### Text section

You can find Bran if you travel 28 kilometers southwest of the city of Brașov. Bran is a small town that guards the most important medieval route that connects Transylvania to Wallachia, the Rucăr-Bran Pass. In this village, at the top of a steep mountain cliff, stands Bran Castle – commonly known as Dracula's Castle, which is by far one of the most famous castles in Romania, alongside with Peles Castle, Corvin Castle, and Rasnov Fortress. Vampire films and novels widely popularize it. Although there is no evidence that Bram Stoker knew about the existence of Bran, the castle is often referred to as the home of his infamous character, Count Dracula. Hence the name of Dracula's Castle.
Being located in Brasov County, Bran Castle Transylvania was first built by the Teutonic Knights in 1212 as a wooden castle guarding an important mountain pass and defend the Southeastern border of Transylvania, but the Mongols destroyed it in 1242.

### Requirement 1
In the Bran Castle text, how many kilometers southwest of Brașov does Bran lie?
### Requirement 2
Reproduce the Bran Castle text word for word, from "Being located in" up to and including "it in 1242.".
### Requirement 3
Write the next part of the Bran Castle text, picking up after its final sentence.

Data items:
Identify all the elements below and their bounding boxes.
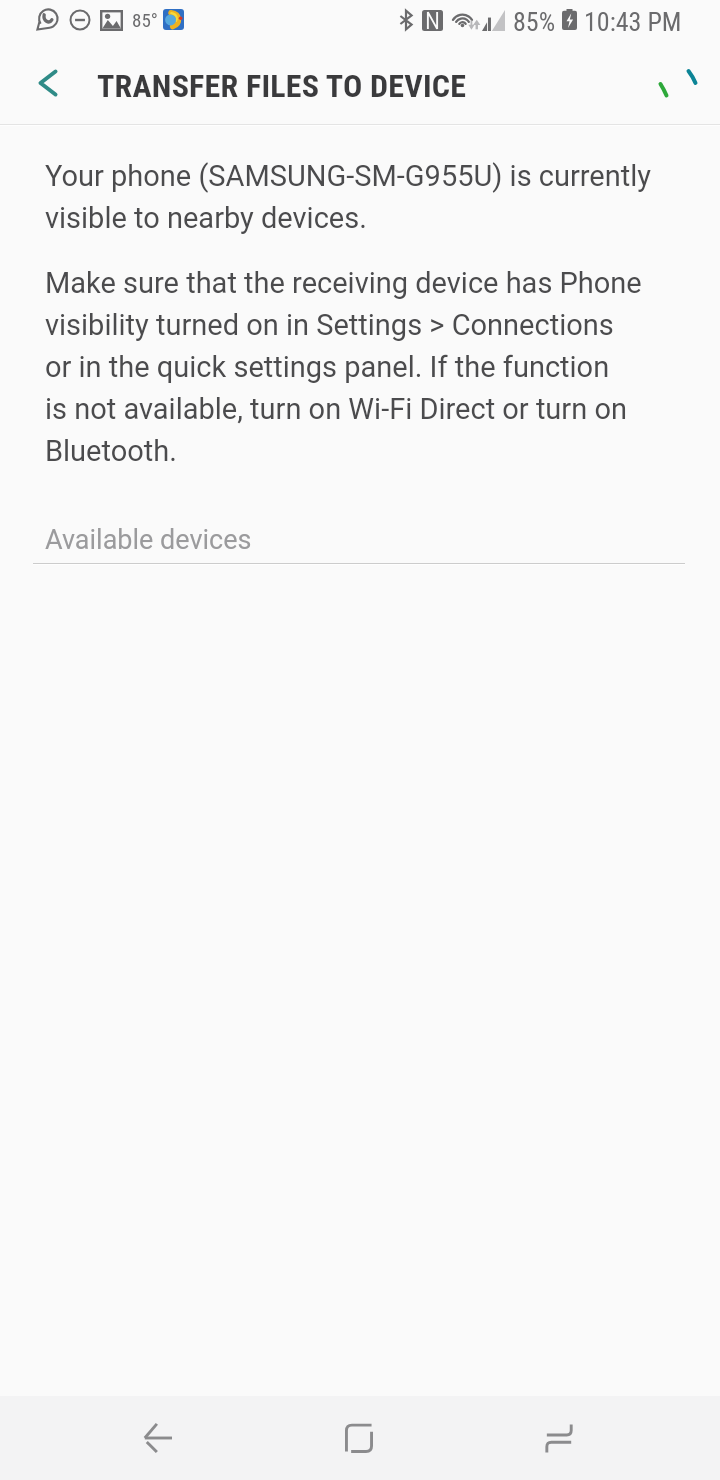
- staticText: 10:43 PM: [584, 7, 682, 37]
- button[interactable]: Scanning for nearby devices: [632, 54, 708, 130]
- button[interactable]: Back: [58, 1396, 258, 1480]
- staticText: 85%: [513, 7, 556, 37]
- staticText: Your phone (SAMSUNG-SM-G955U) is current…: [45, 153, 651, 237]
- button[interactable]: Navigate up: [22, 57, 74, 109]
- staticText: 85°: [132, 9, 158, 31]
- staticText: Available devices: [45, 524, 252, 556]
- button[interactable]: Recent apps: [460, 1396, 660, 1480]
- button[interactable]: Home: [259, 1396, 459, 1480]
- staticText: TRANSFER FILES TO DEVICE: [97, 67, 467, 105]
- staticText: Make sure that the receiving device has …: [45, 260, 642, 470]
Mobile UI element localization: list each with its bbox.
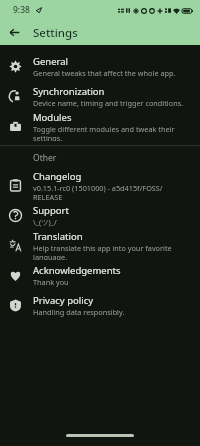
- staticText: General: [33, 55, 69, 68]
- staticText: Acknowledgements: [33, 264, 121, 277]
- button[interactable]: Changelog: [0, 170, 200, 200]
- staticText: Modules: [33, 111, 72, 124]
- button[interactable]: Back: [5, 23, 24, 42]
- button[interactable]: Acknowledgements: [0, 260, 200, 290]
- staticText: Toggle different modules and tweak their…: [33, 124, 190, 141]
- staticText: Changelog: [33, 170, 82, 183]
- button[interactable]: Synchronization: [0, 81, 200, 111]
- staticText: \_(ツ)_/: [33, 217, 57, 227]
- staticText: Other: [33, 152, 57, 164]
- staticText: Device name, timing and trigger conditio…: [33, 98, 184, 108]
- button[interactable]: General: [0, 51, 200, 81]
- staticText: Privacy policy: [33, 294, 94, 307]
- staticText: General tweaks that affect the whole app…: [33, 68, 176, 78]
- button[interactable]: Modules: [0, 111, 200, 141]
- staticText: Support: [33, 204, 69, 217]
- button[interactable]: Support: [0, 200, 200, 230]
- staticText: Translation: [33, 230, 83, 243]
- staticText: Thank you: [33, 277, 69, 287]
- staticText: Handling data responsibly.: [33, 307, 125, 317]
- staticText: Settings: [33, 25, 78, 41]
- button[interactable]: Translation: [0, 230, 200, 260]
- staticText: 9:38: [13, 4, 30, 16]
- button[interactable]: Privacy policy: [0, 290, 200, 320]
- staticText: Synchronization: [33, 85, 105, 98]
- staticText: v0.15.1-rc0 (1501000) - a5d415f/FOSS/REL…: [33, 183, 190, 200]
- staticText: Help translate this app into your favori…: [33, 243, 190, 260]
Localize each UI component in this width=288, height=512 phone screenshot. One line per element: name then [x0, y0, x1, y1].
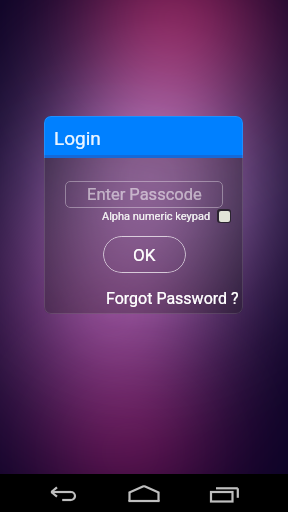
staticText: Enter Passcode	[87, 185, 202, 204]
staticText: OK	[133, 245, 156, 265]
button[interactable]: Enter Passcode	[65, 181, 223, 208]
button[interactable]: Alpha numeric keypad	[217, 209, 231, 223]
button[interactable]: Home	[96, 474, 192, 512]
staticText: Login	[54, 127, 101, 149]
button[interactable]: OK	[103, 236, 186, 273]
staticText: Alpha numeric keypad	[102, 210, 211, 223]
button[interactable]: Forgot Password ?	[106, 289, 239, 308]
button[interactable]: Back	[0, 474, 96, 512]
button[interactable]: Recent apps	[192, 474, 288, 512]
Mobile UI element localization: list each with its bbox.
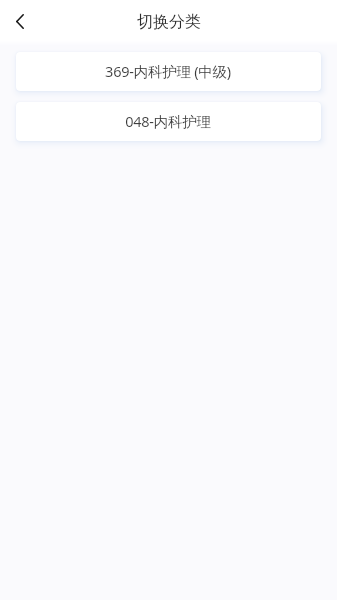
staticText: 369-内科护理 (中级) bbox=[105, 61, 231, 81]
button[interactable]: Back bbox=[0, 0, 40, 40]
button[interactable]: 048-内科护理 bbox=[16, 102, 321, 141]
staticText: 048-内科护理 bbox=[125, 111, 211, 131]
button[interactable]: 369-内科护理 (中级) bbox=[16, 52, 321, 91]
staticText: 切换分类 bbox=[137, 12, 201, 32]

### Task answer 1
28 kilometers.

### Task answer 2
Being located in Brasov County, Bran Castle Transylvania was first built by the Teutonic Knights in 1212 as a wooden castle guarding an important mountain pass and defend the Southeastern border of Transylvania, but the Mongols destroyed it in 1242.

### Task answer 3
Saxons of Transylvania
This beautiful medieval castle was first mentioned in the Romanian history in documents from 1377 when the Saxons of Kronstadt built it at their own expense and labor force. The construction was completed in 1388 and it had the role of a military fortress that was standing at the east border of Transylvania, built on a steep cliff between Magura and Dealul Cetatii. Furthermore, the castle was used as a goods trade pass as well.
John Hunyadi (Iancu de Hunedoara)
The castle was given to Prince Mircea from Sigismund of Luxembourg as an exchange of loyalty. After the Prince’s death in 1419, the castle was given to the princes of Transylvania. Iancu de Hunedoara defeated the Turks in Bran in 1441 and strengthened the rapport with the people from Brasov.
Besides playing an important military role in the history of Romania, Bran Castle also had a commercial purpose. Being placed at the border of two important regions, it provided safe passage from one location to another. Therefore, it improved the relations and economic development of both Wallachia and Transylvania.
Vlad the Impaler
As time passed, and military conflicts intensified, the castle was heavily fortified and used over the ages as a defensive position against the invading Ottoman Empire. Despite popular belief, the real story is that Vlad the Impaler (Vlad Tepes) had little to do with the castle, although he passed through the area occasionally.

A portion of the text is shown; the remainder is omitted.